§ **Aim**: Without including any images, repeat the data exactly.

[Records]
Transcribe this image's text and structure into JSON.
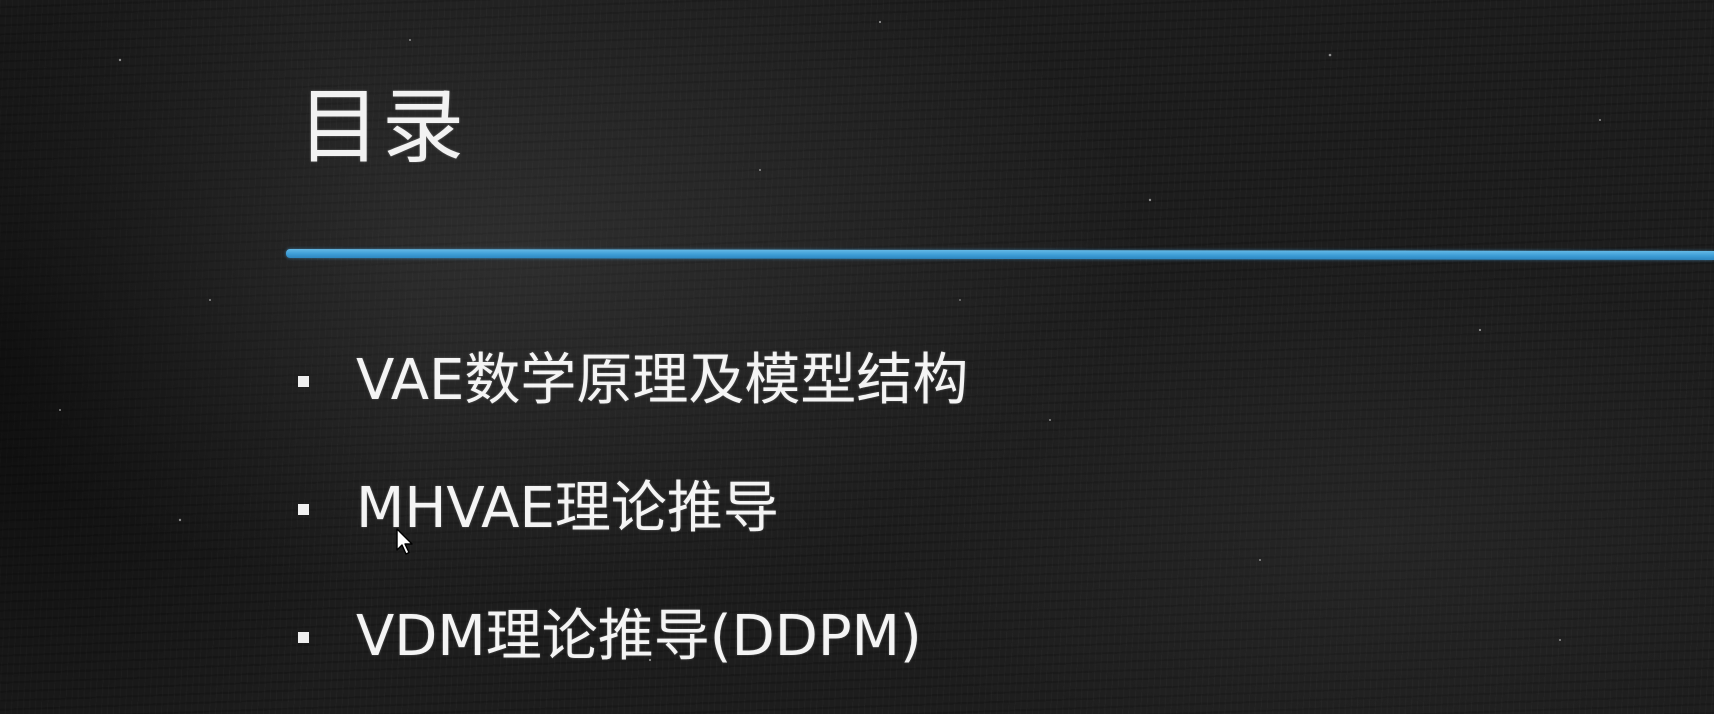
{
  "slide": {
    "title": "目录",
    "accent_color": "#3d9dd6",
    "items": [
      {
        "label": "VAE数学原理及模型结构"
      },
      {
        "label": "MHVAE理论推导"
      },
      {
        "label": "VDM理论推导(DDPM)"
      }
    ]
  },
  "cursor": {
    "icon": "mouse-pointer-icon"
  }
}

§ **Response for this exercise**:
Transcribe this image's text and structure into JSON.
{
  "slide": {
    "title": "目录",
    "accent_color": "#3d9dd6",
    "items": [
      {
        "label": "VAE数学原理及模型结构"
      },
      {
        "label": "MHVAE理论推导"
      },
      {
        "label": "VDM理论推导(DDPM)"
      }
    ]
  },
  "cursor": {
    "icon": "mouse-pointer-icon"
  }
}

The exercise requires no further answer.